Records contained in a dataset:
-- BEGIN --

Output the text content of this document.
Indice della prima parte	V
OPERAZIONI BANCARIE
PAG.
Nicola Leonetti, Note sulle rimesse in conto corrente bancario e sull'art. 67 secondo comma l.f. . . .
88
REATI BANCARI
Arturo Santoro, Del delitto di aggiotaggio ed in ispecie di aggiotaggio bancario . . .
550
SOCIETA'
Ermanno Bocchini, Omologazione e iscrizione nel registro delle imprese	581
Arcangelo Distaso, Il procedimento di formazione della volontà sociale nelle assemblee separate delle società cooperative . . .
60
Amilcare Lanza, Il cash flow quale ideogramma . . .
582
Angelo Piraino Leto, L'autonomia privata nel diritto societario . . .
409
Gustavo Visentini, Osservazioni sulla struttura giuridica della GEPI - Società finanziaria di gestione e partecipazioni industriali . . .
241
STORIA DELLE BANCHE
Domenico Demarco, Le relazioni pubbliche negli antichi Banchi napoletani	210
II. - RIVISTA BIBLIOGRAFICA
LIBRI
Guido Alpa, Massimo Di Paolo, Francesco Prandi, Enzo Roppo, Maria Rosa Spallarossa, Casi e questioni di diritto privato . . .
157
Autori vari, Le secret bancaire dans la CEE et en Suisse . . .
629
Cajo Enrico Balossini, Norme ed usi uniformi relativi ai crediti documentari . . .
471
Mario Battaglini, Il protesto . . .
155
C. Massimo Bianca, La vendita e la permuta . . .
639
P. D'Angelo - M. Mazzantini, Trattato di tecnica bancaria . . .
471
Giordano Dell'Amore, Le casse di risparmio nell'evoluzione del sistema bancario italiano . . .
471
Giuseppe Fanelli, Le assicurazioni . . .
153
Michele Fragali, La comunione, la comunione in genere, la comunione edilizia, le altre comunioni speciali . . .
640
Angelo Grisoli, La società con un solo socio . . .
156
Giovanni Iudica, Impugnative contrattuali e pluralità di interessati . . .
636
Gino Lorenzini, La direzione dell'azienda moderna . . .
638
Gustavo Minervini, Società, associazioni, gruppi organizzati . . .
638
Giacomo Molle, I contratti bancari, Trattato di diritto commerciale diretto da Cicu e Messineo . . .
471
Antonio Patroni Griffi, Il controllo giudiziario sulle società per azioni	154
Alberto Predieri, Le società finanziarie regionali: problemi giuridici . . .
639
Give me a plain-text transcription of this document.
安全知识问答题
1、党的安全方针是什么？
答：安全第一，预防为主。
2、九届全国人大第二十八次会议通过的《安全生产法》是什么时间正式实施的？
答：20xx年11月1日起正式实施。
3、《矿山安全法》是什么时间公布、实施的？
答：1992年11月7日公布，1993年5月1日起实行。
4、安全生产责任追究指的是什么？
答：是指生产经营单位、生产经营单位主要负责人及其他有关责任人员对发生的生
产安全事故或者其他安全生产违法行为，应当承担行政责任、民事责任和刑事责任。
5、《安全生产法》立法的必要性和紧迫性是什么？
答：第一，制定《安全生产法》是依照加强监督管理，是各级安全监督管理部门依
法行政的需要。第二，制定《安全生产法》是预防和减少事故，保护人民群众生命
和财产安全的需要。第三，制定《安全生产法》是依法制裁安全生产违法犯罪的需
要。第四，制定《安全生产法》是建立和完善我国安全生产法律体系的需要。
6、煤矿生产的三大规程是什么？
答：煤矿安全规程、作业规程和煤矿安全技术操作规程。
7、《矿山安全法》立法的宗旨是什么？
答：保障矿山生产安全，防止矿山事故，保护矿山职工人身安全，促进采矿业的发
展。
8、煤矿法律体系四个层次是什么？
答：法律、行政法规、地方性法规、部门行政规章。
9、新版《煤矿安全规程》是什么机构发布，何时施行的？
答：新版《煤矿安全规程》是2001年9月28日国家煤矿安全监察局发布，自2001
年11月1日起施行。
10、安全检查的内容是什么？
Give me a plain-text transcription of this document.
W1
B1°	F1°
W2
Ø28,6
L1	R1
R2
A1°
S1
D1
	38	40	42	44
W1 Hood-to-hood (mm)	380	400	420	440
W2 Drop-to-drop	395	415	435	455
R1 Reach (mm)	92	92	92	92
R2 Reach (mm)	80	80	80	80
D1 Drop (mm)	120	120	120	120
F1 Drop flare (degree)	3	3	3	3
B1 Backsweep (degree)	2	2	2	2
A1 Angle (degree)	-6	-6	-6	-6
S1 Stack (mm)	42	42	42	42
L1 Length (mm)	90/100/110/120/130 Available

-- END --

#### [What is expected]
What is needed here is an exact reproduction of all the entries.

#### [Output of the exercise]
Output the text content of this document.
Indice della prima parte	V
OPERAZIONI BANCARIE
PAG.
Nicola Leonetti, Note sulle rimesse in conto corrente bancario e sull'art. 67 secondo comma l.f. . . .
88
REATI BANCARI
Arturo Santoro, Del delitto di aggiotaggio ed in ispecie di aggiotaggio bancario . . .
550
SOCIETA'
Ermanno Bocchini, Omologazione e iscrizione nel registro delle imprese	581
Arcangelo Distaso, Il procedimento di formazione della volontà sociale nelle assemblee separate delle società cooperative . . .
60
Amilcare Lanza, Il cash flow quale ideogramma . . .
582
Angelo Piraino Leto, L'autonomia privata nel diritto societario . . .
409
Gustavo Visentini, Osservazioni sulla struttura giuridica della GEPI - Società finanziaria di gestione e partecipazioni industriali . . .
241
STORIA DELLE BANCHE
Domenico Demarco, Le relazioni pubbliche negli antichi Banchi napoletani	210
II. - RIVISTA BIBLIOGRAFICA
LIBRI
Guido Alpa, Massimo Di Paolo, Francesco Prandi, Enzo Roppo, Maria Rosa Spallarossa, Casi e questioni di diritto privato . . .
157
Autori vari, Le secret bancaire dans la CEE et en Suisse . . .
629
Cajo Enrico Balossini, Norme ed usi uniformi relativi ai crediti documentari . . .
471
Mario Battaglini, Il protesto . . .
155
C. Massimo Bianca, La vendita e la permuta . . .
639
P. D'Angelo - M. Mazzantini, Trattato di tecnica bancaria . . .
471
Giordano Dell'Amore, Le casse di risparmio nell'evoluzione del sistema bancario italiano . . .
471
Giuseppe Fanelli, Le assicurazioni . . .
153
Michele Fragali, La comunione, la comunione in genere, la comunione edilizia, le altre comunioni speciali . . .
640
Angelo Grisoli, La società con un solo socio . . .
156
Giovanni Iudica, Impugnative contrattuali e pluralità di interessati . . .
636
Gino Lorenzini, La direzione dell'azienda moderna . . .
638
Gustavo Minervini, Società, associazioni, gruppi organizzati . . .
638
Giacomo Molle, I contratti bancari, Trattato di diritto commerciale diretto da Cicu e Messineo . . .
471
Antonio Patroni Griffi, Il controllo giudiziario sulle società per azioni	154
Alberto Predieri, Le società finanziarie regionali: problemi giuridici . . .
639
Give me a plain-text transcription of this document.
安全知识问答题
1、党的安全方针是什么？
答：安全第一，预防为主。
2、九届全国人大第二十八次会议通过的《安全生产法》是什么时间正式实施的？
答：20xx年11月1日起正式实施。
3、《矿山安全法》是什么时间公布、实施的？
答：1992年11月7日公布，1993年5月1日起实行。
4、安全生产责任追究指的是什么？
答：是指生产经营单位、生产经营单位主要负责人及其他有关责任人员对发生的生
产安全事故或者其他安全生产违法行为，应当承担行政责任、民事责任和刑事责任。
5、《安全生产法》立法的必要性和紧迫性是什么？
答：第一，制定《安全生产法》是依照加强监督管理，是各级安全监督管理部门依
法行政的需要。第二，制定《安全生产法》是预防和减少事故，保护人民群众生命
和财产安全的需要。第三，制定《安全生产法》是依法制裁安全生产违法犯罪的需
要。第四，制定《安全生产法》是建立和完善我国安全生产法律体系的需要。
6、煤矿生产的三大规程是什么？
答：煤矿安全规程、作业规程和煤矿安全技术操作规程。
7、《矿山安全法》立法的宗旨是什么？
答：保障矿山生产安全，防止矿山事故，保护矿山职工人身安全，促进采矿业的发
展。
8、煤矿法律体系四个层次是什么？
答：法律、行政法规、地方性法规、部门行政规章。
9、新版《煤矿安全规程》是什么机构发布，何时施行的？
答：新版《煤矿安全规程》是2001年9月28日国家煤矿安全监察局发布，自2001
年11月1日起施行。
10、安全检查的内容是什么？
Give me a plain-text transcription of this document.
W1
B1°	F1°
W2
Ø28,6
L1	R1
R2
A1°
S1
D1
	38	40	42	44
W1 Hood-to-hood (mm)	380	400	420	440
W2 Drop-to-drop	395	415	435	455
R1 Reach (mm)	92	92	92	92
R2 Reach (mm)	80	80	80	80
D1 Drop (mm)	120	120	120	120
F1 Drop flare (degree)	3	3	3	3
B1 Backsweep (degree)	2	2	2	2
A1 Angle (degree)	-6	-6	-6	-6
S1 Stack (mm)	42	42	42	42
L1 Length (mm)	90/100/110/120/130 Available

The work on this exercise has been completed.